• **Task directions**
All of the records below must be output exactly, with no pictures carried over.
-- START Records supplied --
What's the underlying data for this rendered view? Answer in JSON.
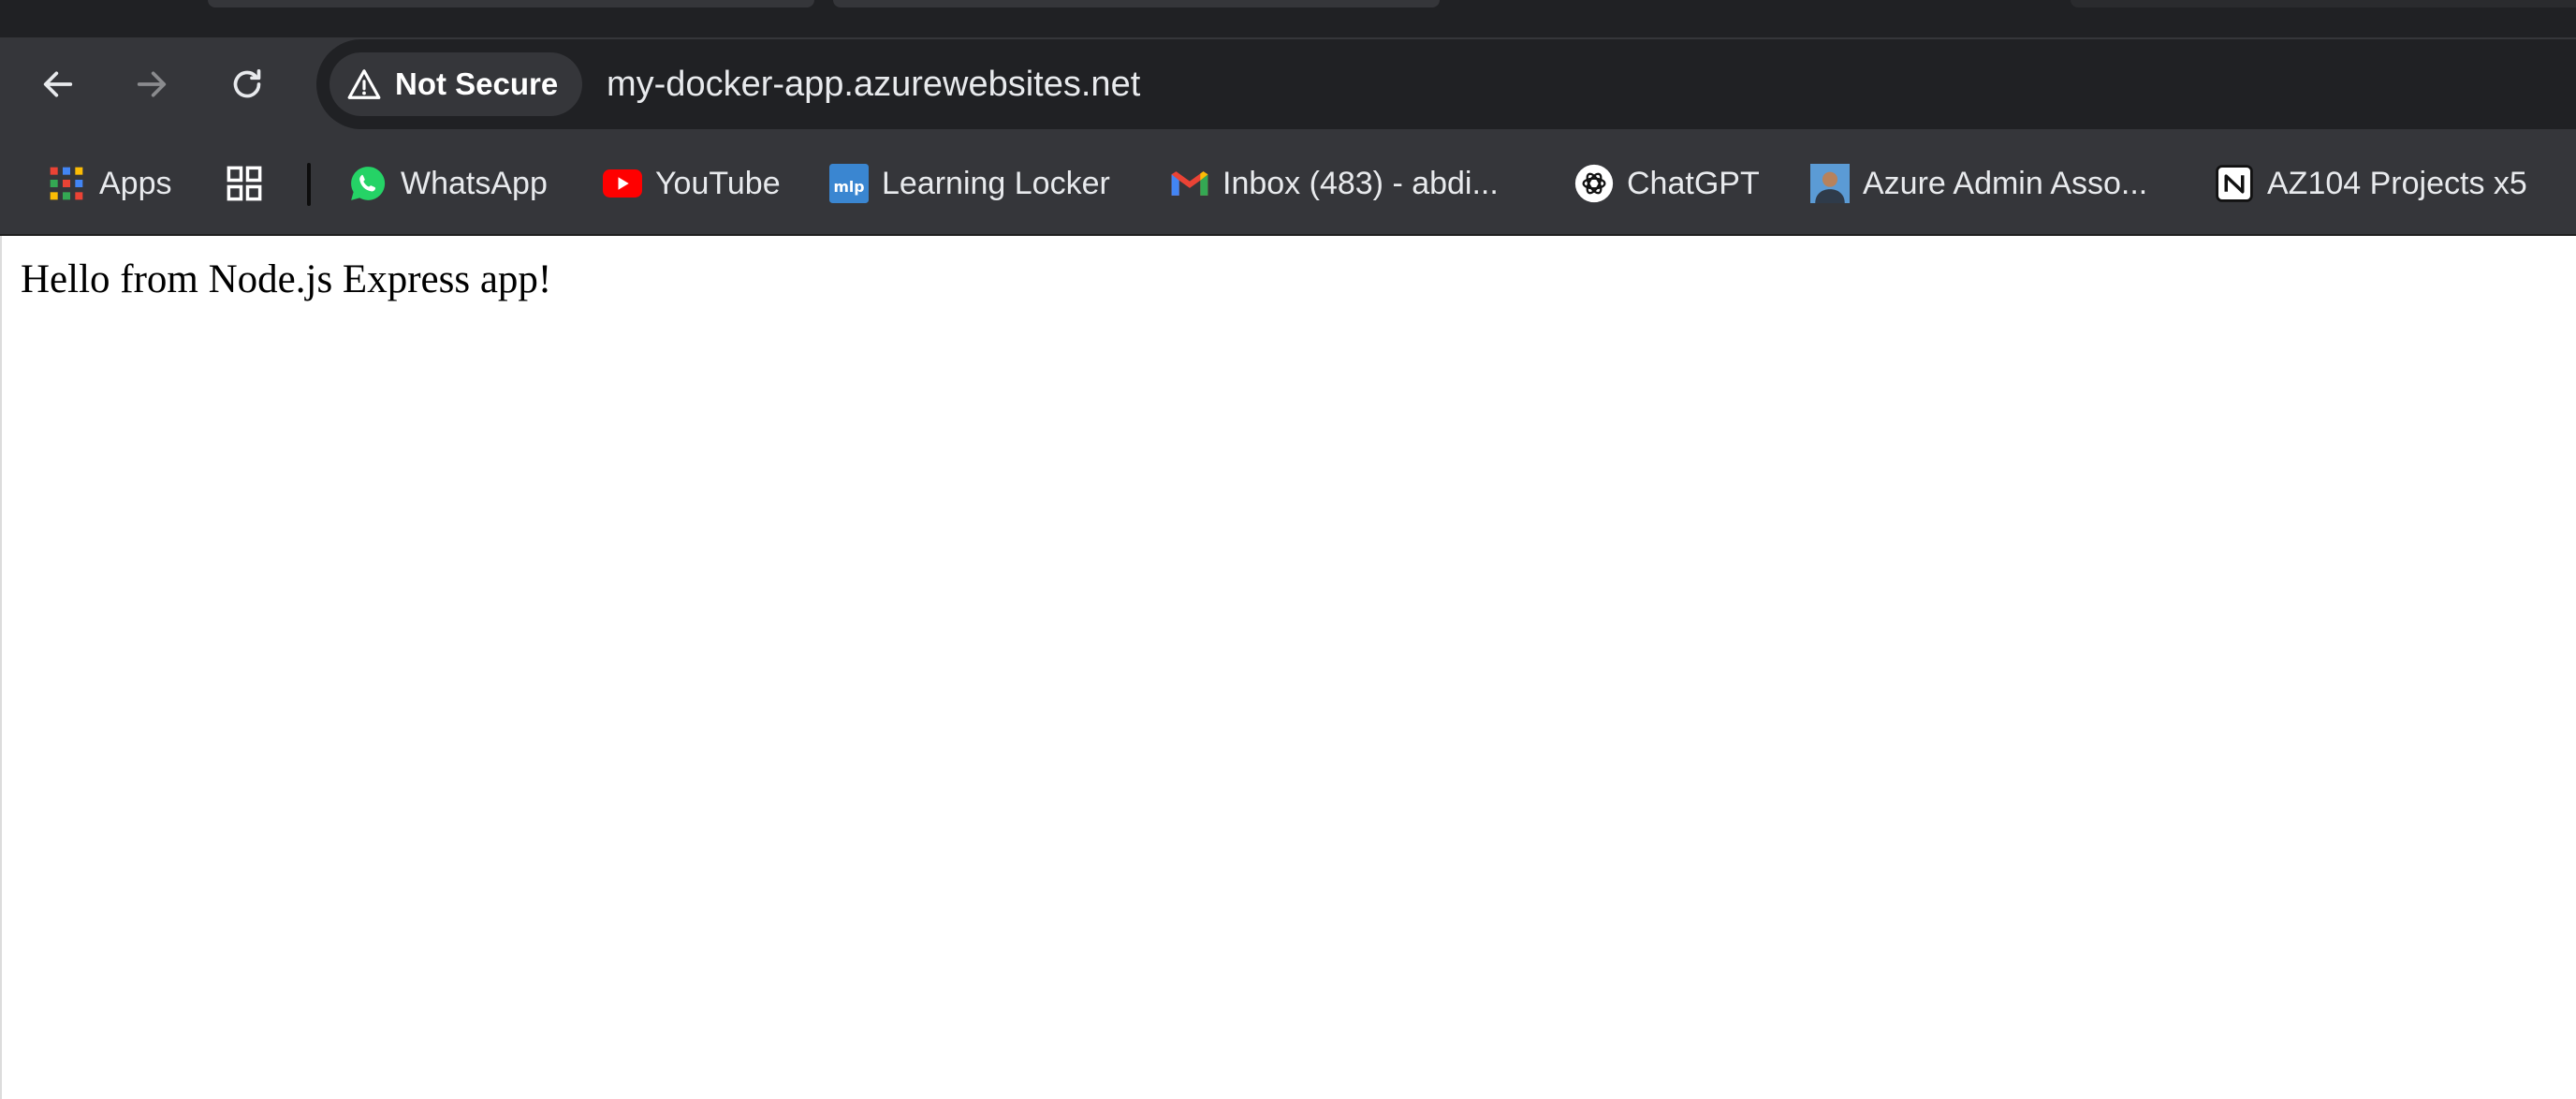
{
  "browser": {
    "toolbar": {
      "back_icon": "arrow-left-icon",
      "forward_icon": "arrow-right-icon",
      "reload_icon": "reload-icon"
    },
    "omnibox": {
      "security_label": "Not Secure",
      "security_icon": "warning-triangle-icon",
      "url": "my-docker-app.azurewebsites.net"
    },
    "bookmarks": [
      {
        "label": "Apps",
        "icon": "apps-grid-icon"
      },
      {
        "label": "",
        "icon": "tab-groups-icon"
      },
      {
        "label": "WhatsApp",
        "icon": "whatsapp-icon"
      },
      {
        "label": "YouTube",
        "icon": "youtube-icon"
      },
      {
        "label": "Learning Locker",
        "icon": "learning-locker-icon"
      },
      {
        "label": "Inbox (483) - abdi...",
        "icon": "gmail-icon"
      },
      {
        "label": "ChatGPT",
        "icon": "chatgpt-icon"
      },
      {
        "label": "Azure Admin Asso...",
        "icon": "avatar-icon"
      },
      {
        "label": "AZ104 Projects x5",
        "icon": "notion-icon"
      }
    ],
    "colors": {
      "chrome_bg": "#35363a",
      "omnibox_bg": "#202124",
      "text": "#e8eaed"
    }
  },
  "page": {
    "body_text": "Hello from Node.js Express app!"
  }
}
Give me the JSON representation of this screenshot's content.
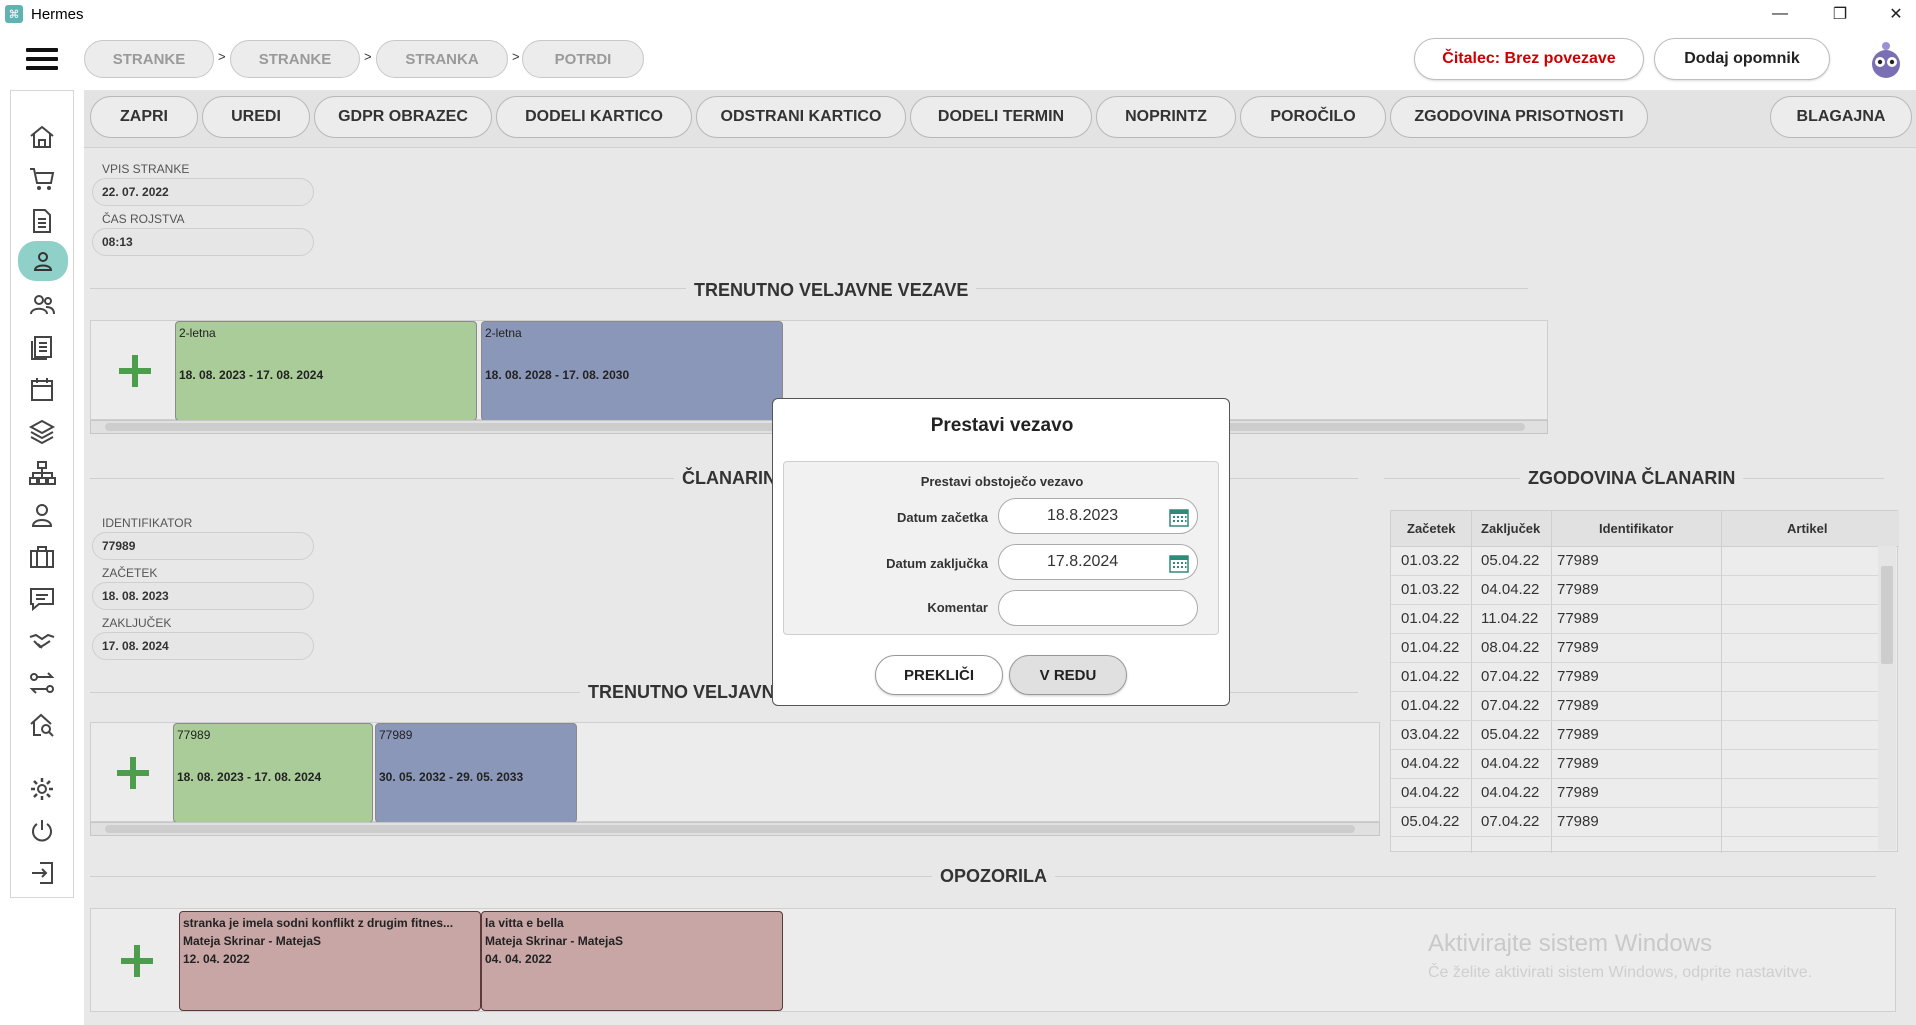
-- END Records supplied --
• **Output of the task**
What's the underlying data for this rendered view? Answer in JSON.
{
  "browser": {
    "toolbar": {
      "back_icon": "arrow-left-icon",
      "forward_icon": "arrow-right-icon",
      "reload_icon": "reload-icon"
    },
    "omnibox": {
      "security_label": "Not Secure",
      "security_icon": "warning-triangle-icon",
      "url": "my-docker-app.azurewebsites.net"
    },
    "bookmarks": [
      {
        "label": "Apps",
        "icon": "apps-grid-icon"
      },
      {
        "label": "",
        "icon": "tab-groups-icon"
      },
      {
        "label": "WhatsApp",
        "icon": "whatsapp-icon"
      },
      {
        "label": "YouTube",
        "icon": "youtube-icon"
      },
      {
        "label": "Learning Locker",
        "icon": "learning-locker-icon"
      },
      {
        "label": "Inbox (483) - abdi...",
        "icon": "gmail-icon"
      },
      {
        "label": "ChatGPT",
        "icon": "chatgpt-icon"
      },
      {
        "label": "Azure Admin Asso...",
        "icon": "avatar-icon"
      },
      {
        "label": "AZ104 Projects x5",
        "icon": "notion-icon"
      }
    ],
    "colors": {
      "chrome_bg": "#35363a",
      "omnibox_bg": "#202124",
      "text": "#e8eaed"
    }
  },
  "page": {
    "body_text": "Hello from Node.js Express app!"
  }
}
Give me the JSON representation of this screenshot's content.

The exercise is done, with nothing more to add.